> [Objective] Go through the entries and transcribe each one exactly, dropping the pictures.

> [Records to use]

============================================================

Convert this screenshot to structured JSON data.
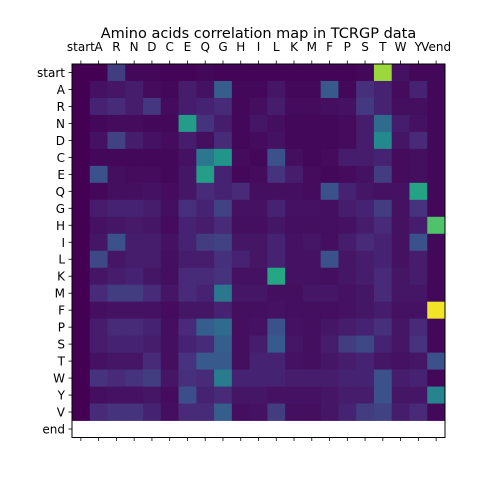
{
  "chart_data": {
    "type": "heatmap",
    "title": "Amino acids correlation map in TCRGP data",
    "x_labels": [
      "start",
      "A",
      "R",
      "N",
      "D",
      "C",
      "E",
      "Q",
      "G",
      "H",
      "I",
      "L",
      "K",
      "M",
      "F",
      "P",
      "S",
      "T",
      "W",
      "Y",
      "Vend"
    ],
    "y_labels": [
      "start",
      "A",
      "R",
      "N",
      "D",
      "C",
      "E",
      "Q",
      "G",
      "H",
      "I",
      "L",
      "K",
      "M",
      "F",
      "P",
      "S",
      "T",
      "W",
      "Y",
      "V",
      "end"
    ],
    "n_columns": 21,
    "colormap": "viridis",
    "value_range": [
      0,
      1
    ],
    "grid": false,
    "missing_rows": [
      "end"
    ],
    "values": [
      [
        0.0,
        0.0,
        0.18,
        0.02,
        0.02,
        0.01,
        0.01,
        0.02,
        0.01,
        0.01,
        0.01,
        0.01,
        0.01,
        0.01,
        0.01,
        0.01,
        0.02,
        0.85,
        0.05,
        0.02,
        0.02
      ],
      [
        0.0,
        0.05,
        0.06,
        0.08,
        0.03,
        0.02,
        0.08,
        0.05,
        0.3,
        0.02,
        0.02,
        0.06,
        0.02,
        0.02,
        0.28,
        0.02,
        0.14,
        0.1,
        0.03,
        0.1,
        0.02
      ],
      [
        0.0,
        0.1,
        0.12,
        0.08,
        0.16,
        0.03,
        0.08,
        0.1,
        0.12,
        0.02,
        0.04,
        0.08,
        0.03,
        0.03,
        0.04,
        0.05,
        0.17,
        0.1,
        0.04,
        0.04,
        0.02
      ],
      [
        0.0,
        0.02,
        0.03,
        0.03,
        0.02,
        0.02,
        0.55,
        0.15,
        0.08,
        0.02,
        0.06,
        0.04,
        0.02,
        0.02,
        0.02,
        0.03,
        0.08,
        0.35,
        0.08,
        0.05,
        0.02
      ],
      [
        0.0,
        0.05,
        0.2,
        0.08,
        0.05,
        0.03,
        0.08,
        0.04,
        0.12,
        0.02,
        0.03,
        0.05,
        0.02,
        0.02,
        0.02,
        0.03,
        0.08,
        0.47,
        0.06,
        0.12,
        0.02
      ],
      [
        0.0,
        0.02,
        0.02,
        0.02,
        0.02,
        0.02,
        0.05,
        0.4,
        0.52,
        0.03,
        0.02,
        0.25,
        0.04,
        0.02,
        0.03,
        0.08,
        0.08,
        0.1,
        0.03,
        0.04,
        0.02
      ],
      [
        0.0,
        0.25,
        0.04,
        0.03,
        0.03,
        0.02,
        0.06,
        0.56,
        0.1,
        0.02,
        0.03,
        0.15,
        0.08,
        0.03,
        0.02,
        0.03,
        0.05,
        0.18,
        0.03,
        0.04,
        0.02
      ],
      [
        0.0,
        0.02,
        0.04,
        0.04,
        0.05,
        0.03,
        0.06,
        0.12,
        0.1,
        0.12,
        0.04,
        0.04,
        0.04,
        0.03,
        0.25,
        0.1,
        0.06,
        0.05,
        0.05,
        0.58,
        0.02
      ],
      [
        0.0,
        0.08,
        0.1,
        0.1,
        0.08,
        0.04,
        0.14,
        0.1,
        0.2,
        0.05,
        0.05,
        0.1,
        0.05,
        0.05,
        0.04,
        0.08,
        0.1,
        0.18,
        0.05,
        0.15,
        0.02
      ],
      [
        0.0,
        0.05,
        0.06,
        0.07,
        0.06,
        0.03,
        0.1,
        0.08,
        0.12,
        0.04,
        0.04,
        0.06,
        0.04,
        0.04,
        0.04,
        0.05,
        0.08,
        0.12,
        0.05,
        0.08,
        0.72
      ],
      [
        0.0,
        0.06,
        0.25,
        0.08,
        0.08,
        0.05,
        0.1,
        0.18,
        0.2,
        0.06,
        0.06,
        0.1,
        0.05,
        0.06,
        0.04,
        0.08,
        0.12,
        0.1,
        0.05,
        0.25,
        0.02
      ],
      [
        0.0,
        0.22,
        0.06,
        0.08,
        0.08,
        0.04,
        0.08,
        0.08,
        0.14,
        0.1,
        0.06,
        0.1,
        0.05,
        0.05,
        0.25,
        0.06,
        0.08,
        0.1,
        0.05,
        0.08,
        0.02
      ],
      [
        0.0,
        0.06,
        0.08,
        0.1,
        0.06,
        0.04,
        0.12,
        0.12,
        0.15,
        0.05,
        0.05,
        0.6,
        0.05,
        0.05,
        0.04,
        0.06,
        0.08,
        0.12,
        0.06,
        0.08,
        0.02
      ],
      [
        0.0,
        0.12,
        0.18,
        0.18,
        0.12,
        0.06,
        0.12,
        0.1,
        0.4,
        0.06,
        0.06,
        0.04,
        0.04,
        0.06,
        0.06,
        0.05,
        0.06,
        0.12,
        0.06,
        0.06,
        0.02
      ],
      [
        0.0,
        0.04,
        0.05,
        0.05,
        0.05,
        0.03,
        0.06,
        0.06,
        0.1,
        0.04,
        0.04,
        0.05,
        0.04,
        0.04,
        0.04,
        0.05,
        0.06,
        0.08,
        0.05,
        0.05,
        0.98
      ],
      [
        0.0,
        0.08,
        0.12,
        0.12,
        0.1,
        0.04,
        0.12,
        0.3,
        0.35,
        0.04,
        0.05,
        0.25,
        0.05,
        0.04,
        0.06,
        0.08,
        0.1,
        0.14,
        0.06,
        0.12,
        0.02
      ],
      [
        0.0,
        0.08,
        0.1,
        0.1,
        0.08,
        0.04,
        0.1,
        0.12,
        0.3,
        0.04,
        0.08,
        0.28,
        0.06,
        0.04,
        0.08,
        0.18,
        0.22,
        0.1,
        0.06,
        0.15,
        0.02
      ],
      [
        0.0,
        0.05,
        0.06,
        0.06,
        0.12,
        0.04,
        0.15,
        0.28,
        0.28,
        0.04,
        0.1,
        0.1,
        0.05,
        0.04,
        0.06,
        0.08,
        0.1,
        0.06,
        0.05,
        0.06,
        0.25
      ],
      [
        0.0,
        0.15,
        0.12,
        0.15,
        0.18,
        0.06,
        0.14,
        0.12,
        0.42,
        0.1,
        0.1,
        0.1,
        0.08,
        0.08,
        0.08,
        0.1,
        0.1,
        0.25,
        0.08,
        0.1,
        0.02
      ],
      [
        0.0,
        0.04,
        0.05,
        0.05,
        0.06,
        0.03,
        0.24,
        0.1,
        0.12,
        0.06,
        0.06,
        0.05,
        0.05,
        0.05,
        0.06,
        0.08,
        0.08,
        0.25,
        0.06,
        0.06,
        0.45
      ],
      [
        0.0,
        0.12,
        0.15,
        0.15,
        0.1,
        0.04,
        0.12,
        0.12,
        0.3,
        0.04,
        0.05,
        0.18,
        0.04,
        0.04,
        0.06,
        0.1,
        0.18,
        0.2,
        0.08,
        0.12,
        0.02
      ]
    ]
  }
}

============================================================

> [Task result]
Convert this screenshot to structured JSON data.
{
  "chart_data": {
    "type": "heatmap",
    "title": "Amino acids correlation map in TCRGP data",
    "x_labels": [
      "start",
      "A",
      "R",
      "N",
      "D",
      "C",
      "E",
      "Q",
      "G",
      "H",
      "I",
      "L",
      "K",
      "M",
      "F",
      "P",
      "S",
      "T",
      "W",
      "Y",
      "Vend"
    ],
    "y_labels": [
      "start",
      "A",
      "R",
      "N",
      "D",
      "C",
      "E",
      "Q",
      "G",
      "H",
      "I",
      "L",
      "K",
      "M",
      "F",
      "P",
      "S",
      "T",
      "W",
      "Y",
      "V",
      "end"
    ],
    "n_columns": 21,
    "colormap": "viridis",
    "value_range": [
      0,
      1
    ],
    "grid": false,
    "missing_rows": [
      "end"
    ],
    "values": [
      [
        0.0,
        0.0,
        0.18,
        0.02,
        0.02,
        0.01,
        0.01,
        0.02,
        0.01,
        0.01,
        0.01,
        0.01,
        0.01,
        0.01,
        0.01,
        0.01,
        0.02,
        0.85,
        0.05,
        0.02,
        0.02
      ],
      [
        0.0,
        0.05,
        0.06,
        0.08,
        0.03,
        0.02,
        0.08,
        0.05,
        0.3,
        0.02,
        0.02,
        0.06,
        0.02,
        0.02,
        0.28,
        0.02,
        0.14,
        0.1,
        0.03,
        0.1,
        0.02
      ],
      [
        0.0,
        0.1,
        0.12,
        0.08,
        0.16,
        0.03,
        0.08,
        0.1,
        0.12,
        0.02,
        0.04,
        0.08,
        0.03,
        0.03,
        0.04,
        0.05,
        0.17,
        0.1,
        0.04,
        0.04,
        0.02
      ],
      [
        0.0,
        0.02,
        0.03,
        0.03,
        0.02,
        0.02,
        0.55,
        0.15,
        0.08,
        0.02,
        0.06,
        0.04,
        0.02,
        0.02,
        0.02,
        0.03,
        0.08,
        0.35,
        0.08,
        0.05,
        0.02
      ],
      [
        0.0,
        0.05,
        0.2,
        0.08,
        0.05,
        0.03,
        0.08,
        0.04,
        0.12,
        0.02,
        0.03,
        0.05,
        0.02,
        0.02,
        0.02,
        0.03,
        0.08,
        0.47,
        0.06,
        0.12,
        0.02
      ],
      [
        0.0,
        0.02,
        0.02,
        0.02,
        0.02,
        0.02,
        0.05,
        0.4,
        0.52,
        0.03,
        0.02,
        0.25,
        0.04,
        0.02,
        0.03,
        0.08,
        0.08,
        0.1,
        0.03,
        0.04,
        0.02
      ],
      [
        0.0,
        0.25,
        0.04,
        0.03,
        0.03,
        0.02,
        0.06,
        0.56,
        0.1,
        0.02,
        0.03,
        0.15,
        0.08,
        0.03,
        0.02,
        0.03,
        0.05,
        0.18,
        0.03,
        0.04,
        0.02
      ],
      [
        0.0,
        0.02,
        0.04,
        0.04,
        0.05,
        0.03,
        0.06,
        0.12,
        0.1,
        0.12,
        0.04,
        0.04,
        0.04,
        0.03,
        0.25,
        0.1,
        0.06,
        0.05,
        0.05,
        0.58,
        0.02
      ],
      [
        0.0,
        0.08,
        0.1,
        0.1,
        0.08,
        0.04,
        0.14,
        0.1,
        0.2,
        0.05,
        0.05,
        0.1,
        0.05,
        0.05,
        0.04,
        0.08,
        0.1,
        0.18,
        0.05,
        0.15,
        0.02
      ],
      [
        0.0,
        0.05,
        0.06,
        0.07,
        0.06,
        0.03,
        0.1,
        0.08,
        0.12,
        0.04,
        0.04,
        0.06,
        0.04,
        0.04,
        0.04,
        0.05,
        0.08,
        0.12,
        0.05,
        0.08,
        0.72
      ],
      [
        0.0,
        0.06,
        0.25,
        0.08,
        0.08,
        0.05,
        0.1,
        0.18,
        0.2,
        0.06,
        0.06,
        0.1,
        0.05,
        0.06,
        0.04,
        0.08,
        0.12,
        0.1,
        0.05,
        0.25,
        0.02
      ],
      [
        0.0,
        0.22,
        0.06,
        0.08,
        0.08,
        0.04,
        0.08,
        0.08,
        0.14,
        0.1,
        0.06,
        0.1,
        0.05,
        0.05,
        0.25,
        0.06,
        0.08,
        0.1,
        0.05,
        0.08,
        0.02
      ],
      [
        0.0,
        0.06,
        0.08,
        0.1,
        0.06,
        0.04,
        0.12,
        0.12,
        0.15,
        0.05,
        0.05,
        0.6,
        0.05,
        0.05,
        0.04,
        0.06,
        0.08,
        0.12,
        0.06,
        0.08,
        0.02
      ],
      [
        0.0,
        0.12,
        0.18,
        0.18,
        0.12,
        0.06,
        0.12,
        0.1,
        0.4,
        0.06,
        0.06,
        0.04,
        0.04,
        0.06,
        0.06,
        0.05,
        0.06,
        0.12,
        0.06,
        0.06,
        0.02
      ],
      [
        0.0,
        0.04,
        0.05,
        0.05,
        0.05,
        0.03,
        0.06,
        0.06,
        0.1,
        0.04,
        0.04,
        0.05,
        0.04,
        0.04,
        0.04,
        0.05,
        0.06,
        0.08,
        0.05,
        0.05,
        0.98
      ],
      [
        0.0,
        0.08,
        0.12,
        0.12,
        0.1,
        0.04,
        0.12,
        0.3,
        0.35,
        0.04,
        0.05,
        0.25,
        0.05,
        0.04,
        0.06,
        0.08,
        0.1,
        0.14,
        0.06,
        0.12,
        0.02
      ],
      [
        0.0,
        0.08,
        0.1,
        0.1,
        0.08,
        0.04,
        0.1,
        0.12,
        0.3,
        0.04,
        0.08,
        0.28,
        0.06,
        0.04,
        0.08,
        0.18,
        0.22,
        0.1,
        0.06,
        0.15,
        0.02
      ],
      [
        0.0,
        0.05,
        0.06,
        0.06,
        0.12,
        0.04,
        0.15,
        0.28,
        0.28,
        0.04,
        0.1,
        0.1,
        0.05,
        0.04,
        0.06,
        0.08,
        0.1,
        0.06,
        0.05,
        0.06,
        0.25
      ],
      [
        0.0,
        0.15,
        0.12,
        0.15,
        0.18,
        0.06,
        0.14,
        0.12,
        0.42,
        0.1,
        0.1,
        0.1,
        0.08,
        0.08,
        0.08,
        0.1,
        0.1,
        0.25,
        0.08,
        0.1,
        0.02
      ],
      [
        0.0,
        0.04,
        0.05,
        0.05,
        0.06,
        0.03,
        0.24,
        0.1,
        0.12,
        0.06,
        0.06,
        0.05,
        0.05,
        0.05,
        0.06,
        0.08,
        0.08,
        0.25,
        0.06,
        0.06,
        0.45
      ],
      [
        0.0,
        0.12,
        0.15,
        0.15,
        0.1,
        0.04,
        0.12,
        0.12,
        0.3,
        0.04,
        0.05,
        0.18,
        0.04,
        0.04,
        0.06,
        0.1,
        0.18,
        0.2,
        0.08,
        0.12,
        0.02
      ]
    ]
  }
}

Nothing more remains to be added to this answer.